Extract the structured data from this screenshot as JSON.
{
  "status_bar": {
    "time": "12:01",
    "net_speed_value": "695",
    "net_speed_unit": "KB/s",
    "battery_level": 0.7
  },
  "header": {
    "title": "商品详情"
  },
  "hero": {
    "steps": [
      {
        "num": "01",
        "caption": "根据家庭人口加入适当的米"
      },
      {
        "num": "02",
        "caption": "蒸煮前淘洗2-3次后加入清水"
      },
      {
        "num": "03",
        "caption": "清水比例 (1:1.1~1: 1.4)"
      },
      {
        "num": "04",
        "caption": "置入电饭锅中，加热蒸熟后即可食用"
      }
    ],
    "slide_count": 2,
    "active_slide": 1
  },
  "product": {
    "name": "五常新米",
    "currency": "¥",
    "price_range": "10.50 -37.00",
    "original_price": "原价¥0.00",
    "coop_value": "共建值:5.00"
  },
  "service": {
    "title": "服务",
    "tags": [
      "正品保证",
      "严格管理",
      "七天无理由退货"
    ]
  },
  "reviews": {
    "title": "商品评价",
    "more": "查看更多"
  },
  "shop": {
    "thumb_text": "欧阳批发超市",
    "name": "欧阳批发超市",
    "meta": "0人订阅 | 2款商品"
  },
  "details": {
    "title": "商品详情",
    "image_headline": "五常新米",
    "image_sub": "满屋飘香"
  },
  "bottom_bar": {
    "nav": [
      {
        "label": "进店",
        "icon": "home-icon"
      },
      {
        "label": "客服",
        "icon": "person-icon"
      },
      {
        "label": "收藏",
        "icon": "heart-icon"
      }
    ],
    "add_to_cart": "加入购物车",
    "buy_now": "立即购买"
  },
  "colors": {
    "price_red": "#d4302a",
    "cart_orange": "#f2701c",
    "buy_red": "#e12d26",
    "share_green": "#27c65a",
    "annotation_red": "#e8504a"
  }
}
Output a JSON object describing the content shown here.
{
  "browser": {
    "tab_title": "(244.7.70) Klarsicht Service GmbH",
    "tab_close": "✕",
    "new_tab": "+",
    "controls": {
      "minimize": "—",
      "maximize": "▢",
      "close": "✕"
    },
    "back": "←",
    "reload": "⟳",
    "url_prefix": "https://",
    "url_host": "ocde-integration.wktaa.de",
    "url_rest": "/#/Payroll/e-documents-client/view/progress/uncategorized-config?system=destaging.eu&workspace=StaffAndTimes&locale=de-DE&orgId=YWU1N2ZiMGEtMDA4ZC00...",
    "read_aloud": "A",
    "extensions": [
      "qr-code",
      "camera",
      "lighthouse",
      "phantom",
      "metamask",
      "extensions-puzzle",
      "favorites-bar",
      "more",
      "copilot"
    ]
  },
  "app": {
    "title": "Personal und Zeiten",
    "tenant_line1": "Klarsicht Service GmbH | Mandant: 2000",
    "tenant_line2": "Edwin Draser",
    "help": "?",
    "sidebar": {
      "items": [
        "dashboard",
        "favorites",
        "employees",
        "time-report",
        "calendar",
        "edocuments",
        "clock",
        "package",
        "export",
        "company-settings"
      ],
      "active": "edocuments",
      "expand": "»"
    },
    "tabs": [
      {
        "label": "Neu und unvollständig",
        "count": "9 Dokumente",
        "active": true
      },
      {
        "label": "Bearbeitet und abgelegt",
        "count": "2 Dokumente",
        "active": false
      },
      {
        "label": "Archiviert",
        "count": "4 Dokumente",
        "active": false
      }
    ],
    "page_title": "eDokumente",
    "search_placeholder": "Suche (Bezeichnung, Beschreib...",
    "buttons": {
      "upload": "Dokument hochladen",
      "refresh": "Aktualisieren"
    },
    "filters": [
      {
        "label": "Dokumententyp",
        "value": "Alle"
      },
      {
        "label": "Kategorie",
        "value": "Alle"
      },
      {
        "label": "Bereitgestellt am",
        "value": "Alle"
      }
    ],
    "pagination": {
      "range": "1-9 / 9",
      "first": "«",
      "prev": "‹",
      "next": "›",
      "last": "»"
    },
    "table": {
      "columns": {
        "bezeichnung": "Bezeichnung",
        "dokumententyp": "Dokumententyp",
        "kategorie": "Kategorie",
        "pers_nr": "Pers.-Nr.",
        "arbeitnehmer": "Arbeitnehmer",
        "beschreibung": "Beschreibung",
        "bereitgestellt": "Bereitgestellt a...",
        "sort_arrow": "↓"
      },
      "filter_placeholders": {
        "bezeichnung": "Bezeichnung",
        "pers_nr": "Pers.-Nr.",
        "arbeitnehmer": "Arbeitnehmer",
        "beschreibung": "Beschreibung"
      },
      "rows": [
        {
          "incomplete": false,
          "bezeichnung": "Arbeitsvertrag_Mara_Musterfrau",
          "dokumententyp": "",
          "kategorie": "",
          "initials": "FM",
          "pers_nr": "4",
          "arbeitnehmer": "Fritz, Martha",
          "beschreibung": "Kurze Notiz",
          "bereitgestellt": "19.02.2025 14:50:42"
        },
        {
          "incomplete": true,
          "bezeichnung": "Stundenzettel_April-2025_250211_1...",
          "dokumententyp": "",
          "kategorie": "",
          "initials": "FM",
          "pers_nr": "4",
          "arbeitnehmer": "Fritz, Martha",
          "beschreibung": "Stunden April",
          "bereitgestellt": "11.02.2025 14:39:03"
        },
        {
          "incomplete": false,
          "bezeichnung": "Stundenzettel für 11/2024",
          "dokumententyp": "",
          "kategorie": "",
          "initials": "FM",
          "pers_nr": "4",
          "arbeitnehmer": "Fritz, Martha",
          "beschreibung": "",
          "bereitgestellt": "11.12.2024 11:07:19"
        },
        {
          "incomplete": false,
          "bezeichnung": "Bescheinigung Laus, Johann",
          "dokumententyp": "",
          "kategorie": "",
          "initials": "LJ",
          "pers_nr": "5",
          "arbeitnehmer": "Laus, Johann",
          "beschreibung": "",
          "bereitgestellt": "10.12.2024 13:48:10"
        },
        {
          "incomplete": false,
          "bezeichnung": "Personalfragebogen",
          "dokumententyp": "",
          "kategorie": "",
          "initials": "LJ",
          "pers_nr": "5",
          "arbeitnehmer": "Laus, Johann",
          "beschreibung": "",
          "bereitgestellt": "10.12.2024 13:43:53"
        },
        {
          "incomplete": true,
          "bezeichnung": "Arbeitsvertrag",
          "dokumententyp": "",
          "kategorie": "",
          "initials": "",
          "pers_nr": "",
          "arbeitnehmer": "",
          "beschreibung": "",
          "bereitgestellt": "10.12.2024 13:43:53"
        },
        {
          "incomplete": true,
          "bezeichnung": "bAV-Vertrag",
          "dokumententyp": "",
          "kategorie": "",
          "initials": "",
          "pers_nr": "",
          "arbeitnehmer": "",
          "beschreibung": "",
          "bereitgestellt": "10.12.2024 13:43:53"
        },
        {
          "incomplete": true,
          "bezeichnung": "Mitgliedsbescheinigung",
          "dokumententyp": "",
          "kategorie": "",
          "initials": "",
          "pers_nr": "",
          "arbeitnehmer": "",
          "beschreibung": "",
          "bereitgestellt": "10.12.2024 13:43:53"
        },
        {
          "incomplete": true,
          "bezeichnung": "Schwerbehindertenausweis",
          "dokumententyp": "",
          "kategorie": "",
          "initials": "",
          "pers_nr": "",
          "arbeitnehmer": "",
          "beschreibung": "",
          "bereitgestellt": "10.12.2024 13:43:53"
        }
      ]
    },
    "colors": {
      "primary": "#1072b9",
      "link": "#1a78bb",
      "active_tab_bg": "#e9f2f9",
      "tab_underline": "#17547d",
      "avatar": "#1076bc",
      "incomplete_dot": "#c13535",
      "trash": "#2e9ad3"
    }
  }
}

* * * *

**Exercise requirements**
Write the complete data out, exactly as above.

**Solved exercise**
Extract the structured data from this screenshot as JSON.
{
  "status_bar": {
    "time": "12:01",
    "net_speed_value": "695",
    "net_speed_unit": "KB/s",
    "battery_level": 0.7
  },
  "header": {
    "title": "商品详情"
  },
  "hero": {
    "steps": [
      {
        "num": "01",
        "caption": "根据家庭人口加入适当的米"
      },
      {
        "num": "02",
        "caption": "蒸煮前淘洗2-3次后加入清水"
      },
      {
        "num": "03",
        "caption": "清水比例 (1:1.1~1: 1.4)"
      },
      {
        "num": "04",
        "caption": "置入电饭锅中，加热蒸熟后即可食用"
      }
    ],
    "slide_count": 2,
    "active_slide": 1
  },
  "product": {
    "name": "五常新米",
    "currency": "¥",
    "price_range": "10.50 -37.00",
    "original_price": "原价¥0.00",
    "coop_value": "共建值:5.00"
  },
  "service": {
    "title": "服务",
    "tags": [
      "正品保证",
      "严格管理",
      "七天无理由退货"
    ]
  },
  "reviews": {
    "title": "商品评价",
    "more": "查看更多"
  },
  "shop": {
    "thumb_text": "欧阳批发超市",
    "name": "欧阳批发超市",
    "meta": "0人订阅 | 2款商品"
  },
  "details": {
    "title": "商品详情",
    "image_headline": "五常新米",
    "image_sub": "满屋飘香"
  },
  "bottom_bar": {
    "nav": [
      {
        "label": "进店",
        "icon": "home-icon"
      },
      {
        "label": "客服",
        "icon": "person-icon"
      },
      {
        "label": "收藏",
        "icon": "heart-icon"
      }
    ],
    "add_to_cart": "加入购物车",
    "buy_now": "立即购买"
  },
  "colors": {
    "price_red": "#d4302a",
    "cart_orange": "#f2701c",
    "buy_red": "#e12d26",
    "share_green": "#27c65a",
    "annotation_red": "#e8504a"
  }
}
Output a JSON object describing the content shown here.
{
  "browser": {
    "tab_title": "(244.7.70) Klarsicht Service GmbH",
    "tab_close": "✕",
    "new_tab": "+",
    "controls": {
      "minimize": "—",
      "maximize": "▢",
      "close": "✕"
    },
    "back": "←",
    "reload": "⟳",
    "url_prefix": "https://",
    "url_host": "ocde-integration.wktaa.de",
    "url_rest": "/#/Payroll/e-documents-client/view/progress/uncategorized-config?system=destaging.eu&workspace=StaffAndTimes&locale=de-DE&orgId=YWU1N2ZiMGEtMDA4ZC00...",
    "read_aloud": "A",
    "extensions": [
      "qr-code",
      "camera",
      "lighthouse",
      "phantom",
      "metamask",
      "extensions-puzzle",
      "favorites-bar",
      "more",
      "copilot"
    ]
  },
  "app": {
    "title": "Personal und Zeiten",
    "tenant_line1": "Klarsicht Service GmbH | Mandant: 2000",
    "tenant_line2": "Edwin Draser",
    "help": "?",
    "sidebar": {
      "items": [
        "dashboard",
        "favorites",
        "employees",
        "time-report",
        "calendar",
        "edocuments",
        "clock",
        "package",
        "export",
        "company-settings"
      ],
      "active": "edocuments",
      "expand": "»"
    },
    "tabs": [
      {
        "label": "Neu und unvollständig",
        "count": "9 Dokumente",
        "active": true
      },
      {
        "label": "Bearbeitet und abgelegt",
        "count": "2 Dokumente",
        "active": false
      },
      {
        "label": "Archiviert",
        "count": "4 Dokumente",
        "active": false
      }
    ],
    "page_title": "eDokumente",
    "search_placeholder": "Suche (Bezeichnung, Beschreib...",
    "buttons": {
      "upload": "Dokument hochladen",
      "refresh": "Aktualisieren"
    },
    "filters": [
      {
        "label": "Dokumententyp",
        "value": "Alle"
      },
      {
        "label": "Kategorie",
        "value": "Alle"
      },
      {
        "label": "Bereitgestellt am",
        "value": "Alle"
      }
    ],
    "pagination": {
      "range": "1-9 / 9",
      "first": "«",
      "prev": "‹",
      "next": "›",
      "last": "»"
    },
    "table": {
      "columns": {
        "bezeichnung": "Bezeichnung",
        "dokumententyp": "Dokumententyp",
        "kategorie": "Kategorie",
        "pers_nr": "Pers.-Nr.",
        "arbeitnehmer": "Arbeitnehmer",
        "beschreibung": "Beschreibung",
        "bereitgestellt": "Bereitgestellt a...",
        "sort_arrow": "↓"
      },
      "filter_placeholders": {
        "bezeichnung": "Bezeichnung",
        "pers_nr": "Pers.-Nr.",
        "arbeitnehmer": "Arbeitnehmer",
        "beschreibung": "Beschreibung"
      },
      "rows": [
        {
          "incomplete": false,
          "bezeichnung": "Arbeitsvertrag_Mara_Musterfrau",
          "dokumententyp": "",
          "kategorie": "",
          "initials": "FM",
          "pers_nr": "4",
          "arbeitnehmer": "Fritz, Martha",
          "beschreibung": "Kurze Notiz",
          "bereitgestellt": "19.02.2025 14:50:42"
        },
        {
          "incomplete": true,
          "bezeichnung": "Stundenzettel_April-2025_250211_1...",
          "dokumententyp": "",
          "kategorie": "",
          "initials": "FM",
          "pers_nr": "4",
          "arbeitnehmer": "Fritz, Martha",
          "beschreibung": "Stunden April",
          "bereitgestellt": "11.02.2025 14:39:03"
        },
        {
          "incomplete": false,
          "bezeichnung": "Stundenzettel für 11/2024",
          "dokumententyp": "",
          "kategorie": "",
          "initials": "FM",
          "pers_nr": "4",
          "arbeitnehmer": "Fritz, Martha",
          "beschreibung": "",
          "bereitgestellt": "11.12.2024 11:07:19"
        },
        {
          "incomplete": false,
          "bezeichnung": "Bescheinigung Laus, Johann",
          "dokumententyp": "",
          "kategorie": "",
          "initials": "LJ",
          "pers_nr": "5",
          "arbeitnehmer": "Laus, Johann",
          "beschreibung": "",
          "bereitgestellt": "10.12.2024 13:48:10"
        },
        {
          "incomplete": false,
          "bezeichnung": "Personalfragebogen",
          "dokumententyp": "",
          "kategorie": "",
          "initials": "LJ",
          "pers_nr": "5",
          "arbeitnehmer": "Laus, Johann",
          "beschreibung": "",
          "bereitgestellt": "10.12.2024 13:43:53"
        },
        {
          "incomplete": true,
          "bezeichnung": "Arbeitsvertrag",
          "dokumententyp": "",
          "kategorie": "",
          "initials": "",
          "pers_nr": "",
          "arbeitnehmer": "",
          "beschreibung": "",
          "bereitgestellt": "10.12.2024 13:43:53"
        },
        {
          "incomplete": true,
          "bezeichnung": "bAV-Vertrag",
          "dokumententyp": "",
          "kategorie": "",
          "initials": "",
          "pers_nr": "",
          "arbeitnehmer": "",
          "beschreibung": "",
          "bereitgestellt": "10.12.2024 13:43:53"
        },
        {
          "incomplete": true,
          "bezeichnung": "Mitgliedsbescheinigung",
          "dokumententyp": "",
          "kategorie": "",
          "initials": "",
          "pers_nr": "",
          "arbeitnehmer": "",
          "beschreibung": "",
          "bereitgestellt": "10.12.2024 13:43:53"
        },
        {
          "incomplete": true,
          "bezeichnung": "Schwerbehindertenausweis",
          "dokumententyp": "",
          "kategorie": "",
          "initials": "",
          "pers_nr": "",
          "arbeitnehmer": "",
          "beschreibung": "",
          "bereitgestellt": "10.12.2024 13:43:53"
        }
      ]
    },
    "colors": {
      "primary": "#1072b9",
      "link": "#1a78bb",
      "active_tab_bg": "#e9f2f9",
      "tab_underline": "#17547d",
      "avatar": "#1076bc",
      "incomplete_dot": "#c13535",
      "trash": "#2e9ad3"
    }
  }
}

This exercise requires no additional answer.